(RECORDS TO USE):
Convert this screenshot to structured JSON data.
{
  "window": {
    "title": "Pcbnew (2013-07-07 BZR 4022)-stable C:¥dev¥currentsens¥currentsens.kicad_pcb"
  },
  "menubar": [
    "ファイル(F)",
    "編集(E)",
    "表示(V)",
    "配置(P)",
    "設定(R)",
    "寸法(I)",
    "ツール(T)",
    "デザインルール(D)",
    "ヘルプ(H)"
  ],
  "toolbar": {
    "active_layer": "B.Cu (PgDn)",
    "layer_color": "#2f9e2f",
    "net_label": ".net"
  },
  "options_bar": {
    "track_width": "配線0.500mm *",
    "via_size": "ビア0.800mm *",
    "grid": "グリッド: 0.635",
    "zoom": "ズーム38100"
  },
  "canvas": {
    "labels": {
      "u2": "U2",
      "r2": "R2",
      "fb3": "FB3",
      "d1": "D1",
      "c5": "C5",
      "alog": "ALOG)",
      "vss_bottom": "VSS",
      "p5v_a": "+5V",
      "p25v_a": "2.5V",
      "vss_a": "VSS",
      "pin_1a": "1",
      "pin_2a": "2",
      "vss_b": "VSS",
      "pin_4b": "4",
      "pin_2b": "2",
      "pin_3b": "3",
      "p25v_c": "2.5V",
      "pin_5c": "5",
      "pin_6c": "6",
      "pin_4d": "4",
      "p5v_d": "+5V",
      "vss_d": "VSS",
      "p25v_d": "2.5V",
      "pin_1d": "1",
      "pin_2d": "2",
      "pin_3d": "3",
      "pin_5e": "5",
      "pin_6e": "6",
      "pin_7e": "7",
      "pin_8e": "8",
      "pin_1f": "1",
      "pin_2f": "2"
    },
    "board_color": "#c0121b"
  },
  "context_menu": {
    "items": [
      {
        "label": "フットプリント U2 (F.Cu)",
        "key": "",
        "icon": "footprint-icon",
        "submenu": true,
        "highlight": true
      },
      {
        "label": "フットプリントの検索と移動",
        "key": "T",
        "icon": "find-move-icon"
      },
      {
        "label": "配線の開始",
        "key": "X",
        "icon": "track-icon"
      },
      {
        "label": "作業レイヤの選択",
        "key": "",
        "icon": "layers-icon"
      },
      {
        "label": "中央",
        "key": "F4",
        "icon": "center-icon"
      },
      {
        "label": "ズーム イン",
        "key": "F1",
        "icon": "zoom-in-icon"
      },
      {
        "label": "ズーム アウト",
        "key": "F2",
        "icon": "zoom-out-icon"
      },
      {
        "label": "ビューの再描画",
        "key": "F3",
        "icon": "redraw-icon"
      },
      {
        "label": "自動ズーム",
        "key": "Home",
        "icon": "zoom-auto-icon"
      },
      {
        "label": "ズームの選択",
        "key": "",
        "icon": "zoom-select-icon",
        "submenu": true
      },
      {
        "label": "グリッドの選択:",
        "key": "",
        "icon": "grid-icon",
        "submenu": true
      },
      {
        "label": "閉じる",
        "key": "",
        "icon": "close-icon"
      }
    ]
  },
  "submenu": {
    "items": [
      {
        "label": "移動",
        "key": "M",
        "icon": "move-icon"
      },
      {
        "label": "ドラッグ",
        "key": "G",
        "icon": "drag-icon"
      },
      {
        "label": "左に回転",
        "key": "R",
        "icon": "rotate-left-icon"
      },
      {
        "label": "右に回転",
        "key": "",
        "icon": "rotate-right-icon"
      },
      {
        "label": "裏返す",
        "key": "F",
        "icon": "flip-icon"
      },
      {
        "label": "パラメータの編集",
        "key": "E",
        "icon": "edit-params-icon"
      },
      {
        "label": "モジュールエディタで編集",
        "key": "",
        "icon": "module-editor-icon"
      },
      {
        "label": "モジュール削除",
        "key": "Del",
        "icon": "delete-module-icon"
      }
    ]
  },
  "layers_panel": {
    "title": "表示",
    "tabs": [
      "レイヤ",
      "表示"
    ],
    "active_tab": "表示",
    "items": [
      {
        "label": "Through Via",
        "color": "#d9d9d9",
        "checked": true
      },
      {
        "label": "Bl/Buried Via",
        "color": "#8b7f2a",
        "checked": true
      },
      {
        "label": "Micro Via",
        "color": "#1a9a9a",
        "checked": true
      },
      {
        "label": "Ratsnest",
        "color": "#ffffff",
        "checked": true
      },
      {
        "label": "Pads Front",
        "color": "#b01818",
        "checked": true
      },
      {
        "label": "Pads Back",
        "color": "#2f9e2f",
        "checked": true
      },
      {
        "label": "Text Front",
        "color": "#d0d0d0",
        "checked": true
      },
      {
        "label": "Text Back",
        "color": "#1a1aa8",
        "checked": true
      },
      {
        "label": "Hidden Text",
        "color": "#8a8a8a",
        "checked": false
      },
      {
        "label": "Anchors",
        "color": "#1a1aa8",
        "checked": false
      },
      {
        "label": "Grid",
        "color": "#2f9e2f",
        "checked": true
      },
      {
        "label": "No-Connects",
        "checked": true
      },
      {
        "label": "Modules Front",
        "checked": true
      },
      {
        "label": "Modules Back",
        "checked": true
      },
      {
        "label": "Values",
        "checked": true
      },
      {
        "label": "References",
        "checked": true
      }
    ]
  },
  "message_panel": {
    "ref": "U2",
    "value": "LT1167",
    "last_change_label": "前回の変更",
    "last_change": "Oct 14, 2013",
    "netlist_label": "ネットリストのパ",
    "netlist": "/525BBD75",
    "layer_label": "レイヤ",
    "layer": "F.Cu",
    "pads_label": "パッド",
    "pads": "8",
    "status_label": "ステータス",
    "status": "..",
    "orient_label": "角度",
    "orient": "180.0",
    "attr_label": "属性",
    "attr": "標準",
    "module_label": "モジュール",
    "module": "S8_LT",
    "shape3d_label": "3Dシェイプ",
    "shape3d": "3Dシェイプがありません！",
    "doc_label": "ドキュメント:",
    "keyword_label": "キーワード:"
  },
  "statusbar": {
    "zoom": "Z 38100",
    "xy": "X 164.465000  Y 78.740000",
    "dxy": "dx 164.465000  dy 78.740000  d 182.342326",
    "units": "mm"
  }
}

(TASK STATEMENT): Copy every line from the entries that contains the word "Back".

(ANSWER TO THIS TASK):
        "label": "Pads Back",
        "label": "Text Back",
        "label": "Modules Back",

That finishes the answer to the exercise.